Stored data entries

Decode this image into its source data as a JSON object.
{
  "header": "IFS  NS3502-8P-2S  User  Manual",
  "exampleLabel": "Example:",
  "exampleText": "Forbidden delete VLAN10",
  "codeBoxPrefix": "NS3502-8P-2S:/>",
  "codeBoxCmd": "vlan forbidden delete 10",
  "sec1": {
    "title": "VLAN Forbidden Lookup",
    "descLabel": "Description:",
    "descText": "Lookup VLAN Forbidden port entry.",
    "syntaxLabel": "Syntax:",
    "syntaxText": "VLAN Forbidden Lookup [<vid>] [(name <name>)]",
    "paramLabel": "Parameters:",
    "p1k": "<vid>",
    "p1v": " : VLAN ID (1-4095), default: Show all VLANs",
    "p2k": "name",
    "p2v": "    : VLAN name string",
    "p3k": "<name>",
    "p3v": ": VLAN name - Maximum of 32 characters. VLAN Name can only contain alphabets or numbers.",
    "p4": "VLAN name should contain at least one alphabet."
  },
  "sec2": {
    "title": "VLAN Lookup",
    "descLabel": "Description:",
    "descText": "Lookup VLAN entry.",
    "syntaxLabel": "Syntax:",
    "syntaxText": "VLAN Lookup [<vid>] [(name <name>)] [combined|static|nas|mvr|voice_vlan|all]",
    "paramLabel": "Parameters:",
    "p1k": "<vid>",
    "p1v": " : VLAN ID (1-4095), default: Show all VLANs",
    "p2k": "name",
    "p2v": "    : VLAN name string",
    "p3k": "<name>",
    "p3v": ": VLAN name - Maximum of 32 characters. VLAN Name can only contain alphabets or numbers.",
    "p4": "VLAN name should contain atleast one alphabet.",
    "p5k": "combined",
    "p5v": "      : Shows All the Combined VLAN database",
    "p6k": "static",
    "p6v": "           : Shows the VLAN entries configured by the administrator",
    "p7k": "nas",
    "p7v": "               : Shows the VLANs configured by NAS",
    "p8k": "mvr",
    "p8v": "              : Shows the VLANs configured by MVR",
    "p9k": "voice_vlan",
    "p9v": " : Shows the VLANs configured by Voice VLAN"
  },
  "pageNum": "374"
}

Task instructions
The whole listing above needs to be written out again exactly.

Response below
Decode this image into its source data as a JSON object.
{
  "header": "IFS  NS3502-8P-2S  User  Manual",
  "exampleLabel": "Example:",
  "exampleText": "Forbidden delete VLAN10",
  "codeBoxPrefix": "NS3502-8P-2S:/>",
  "codeBoxCmd": "vlan forbidden delete 10",
  "sec1": {
    "title": "VLAN Forbidden Lookup",
    "descLabel": "Description:",
    "descText": "Lookup VLAN Forbidden port entry.",
    "syntaxLabel": "Syntax:",
    "syntaxText": "VLAN Forbidden Lookup [<vid>] [(name <name>)]",
    "paramLabel": "Parameters:",
    "p1k": "<vid>",
    "p1v": " : VLAN ID (1-4095), default: Show all VLANs",
    "p2k": "name",
    "p2v": "    : VLAN name string",
    "p3k": "<name>",
    "p3v": ": VLAN name - Maximum of 32 characters. VLAN Name can only contain alphabets or numbers.",
    "p4": "VLAN name should contain at least one alphabet."
  },
  "sec2": {
    "title": "VLAN Lookup",
    "descLabel": "Description:",
    "descText": "Lookup VLAN entry.",
    "syntaxLabel": "Syntax:",
    "syntaxText": "VLAN Lookup [<vid>] [(name <name>)] [combined|static|nas|mvr|voice_vlan|all]",
    "paramLabel": "Parameters:",
    "p1k": "<vid>",
    "p1v": " : VLAN ID (1-4095), default: Show all VLANs",
    "p2k": "name",
    "p2v": "    : VLAN name string",
    "p3k": "<name>",
    "p3v": ": VLAN name - Maximum of 32 characters. VLAN Name can only contain alphabets or numbers.",
    "p4": "VLAN name should contain atleast one alphabet.",
    "p5k": "combined",
    "p5v": "      : Shows All the Combined VLAN database",
    "p6k": "static",
    "p6v": "           : Shows the VLAN entries configured by the administrator",
    "p7k": "nas",
    "p7v": "               : Shows the VLANs configured by NAS",
    "p8k": "mvr",
    "p8v": "              : Shows the VLANs configured by MVR",
    "p9k": "voice_vlan",
    "p9v": " : Shows the VLANs configured by Voice VLAN"
  },
  "pageNum": "374"
}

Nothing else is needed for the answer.